───── PROVIDED INFORMATION ─────
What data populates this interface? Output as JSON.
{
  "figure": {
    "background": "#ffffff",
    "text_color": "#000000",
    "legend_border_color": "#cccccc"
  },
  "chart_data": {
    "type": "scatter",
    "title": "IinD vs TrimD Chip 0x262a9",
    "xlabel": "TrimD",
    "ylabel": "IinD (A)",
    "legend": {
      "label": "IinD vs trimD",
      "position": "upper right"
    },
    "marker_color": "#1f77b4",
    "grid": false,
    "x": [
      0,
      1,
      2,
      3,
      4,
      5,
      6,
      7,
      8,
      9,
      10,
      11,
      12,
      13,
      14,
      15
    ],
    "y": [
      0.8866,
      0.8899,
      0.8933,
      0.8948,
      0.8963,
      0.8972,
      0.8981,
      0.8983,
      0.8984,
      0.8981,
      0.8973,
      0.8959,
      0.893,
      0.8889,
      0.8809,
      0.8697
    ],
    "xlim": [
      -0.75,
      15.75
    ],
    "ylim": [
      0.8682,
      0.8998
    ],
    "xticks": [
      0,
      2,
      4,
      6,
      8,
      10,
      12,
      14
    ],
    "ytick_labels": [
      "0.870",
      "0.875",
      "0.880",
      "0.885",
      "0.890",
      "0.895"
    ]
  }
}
─────
* TASK GOAL *
Each record above must be given again exactly.

* WRITTEN REPLY *
What data populates this interface? Output as JSON.
{
  "figure": {
    "background": "#ffffff",
    "text_color": "#000000",
    "legend_border_color": "#cccccc"
  },
  "chart_data": {
    "type": "scatter",
    "title": "IinD vs TrimD Chip 0x262a9",
    "xlabel": "TrimD",
    "ylabel": "IinD (A)",
    "legend": {
      "label": "IinD vs trimD",
      "position": "upper right"
    },
    "marker_color": "#1f77b4",
    "grid": false,
    "x": [
      0,
      1,
      2,
      3,
      4,
      5,
      6,
      7,
      8,
      9,
      10,
      11,
      12,
      13,
      14,
      15
    ],
    "y": [
      0.8866,
      0.8899,
      0.8933,
      0.8948,
      0.8963,
      0.8972,
      0.8981,
      0.8983,
      0.8984,
      0.8981,
      0.8973,
      0.8959,
      0.893,
      0.8889,
      0.8809,
      0.8697
    ],
    "xlim": [
      -0.75,
      15.75
    ],
    "ylim": [
      0.8682,
      0.8998
    ],
    "xticks": [
      0,
      2,
      4,
      6,
      8,
      10,
      12,
      14
    ],
    "ytick_labels": [
      "0.870",
      "0.875",
      "0.880",
      "0.885",
      "0.890",
      "0.895"
    ]
  }
}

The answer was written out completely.